### Data entries

* start *

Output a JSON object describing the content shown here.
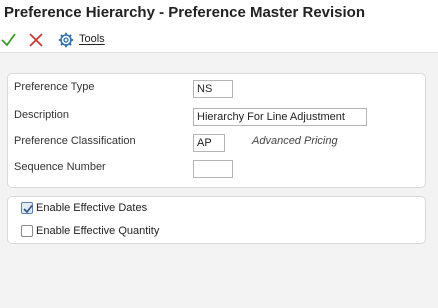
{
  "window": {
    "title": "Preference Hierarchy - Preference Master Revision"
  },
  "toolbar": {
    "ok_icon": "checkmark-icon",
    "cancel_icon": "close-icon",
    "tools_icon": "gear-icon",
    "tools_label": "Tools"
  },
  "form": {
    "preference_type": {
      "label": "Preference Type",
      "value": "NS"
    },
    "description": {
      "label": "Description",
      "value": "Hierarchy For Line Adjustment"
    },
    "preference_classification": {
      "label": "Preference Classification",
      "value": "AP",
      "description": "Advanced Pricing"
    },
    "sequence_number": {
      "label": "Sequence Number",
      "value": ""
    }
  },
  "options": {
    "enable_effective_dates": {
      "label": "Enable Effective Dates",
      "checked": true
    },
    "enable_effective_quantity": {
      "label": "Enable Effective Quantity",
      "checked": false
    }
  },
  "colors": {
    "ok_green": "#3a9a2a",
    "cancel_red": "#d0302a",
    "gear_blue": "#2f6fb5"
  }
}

* end *

### Task directions
Leave out the pictures and give the listing above again exactly.

### Written answer
Output a JSON object describing the content shown here.
{
  "window": {
    "title": "Preference Hierarchy - Preference Master Revision"
  },
  "toolbar": {
    "ok_icon": "checkmark-icon",
    "cancel_icon": "close-icon",
    "tools_icon": "gear-icon",
    "tools_label": "Tools"
  },
  "form": {
    "preference_type": {
      "label": "Preference Type",
      "value": "NS"
    },
    "description": {
      "label": "Description",
      "value": "Hierarchy For Line Adjustment"
    },
    "preference_classification": {
      "label": "Preference Classification",
      "value": "AP",
      "description": "Advanced Pricing"
    },
    "sequence_number": {
      "label": "Sequence Number",
      "value": ""
    }
  },
  "options": {
    "enable_effective_dates": {
      "label": "Enable Effective Dates",
      "checked": true
    },
    "enable_effective_quantity": {
      "label": "Enable Effective Quantity",
      "checked": false
    }
  },
  "colors": {
    "ok_green": "#3a9a2a",
    "cancel_red": "#d0302a",
    "gear_blue": "#2f6fb5"
  }
}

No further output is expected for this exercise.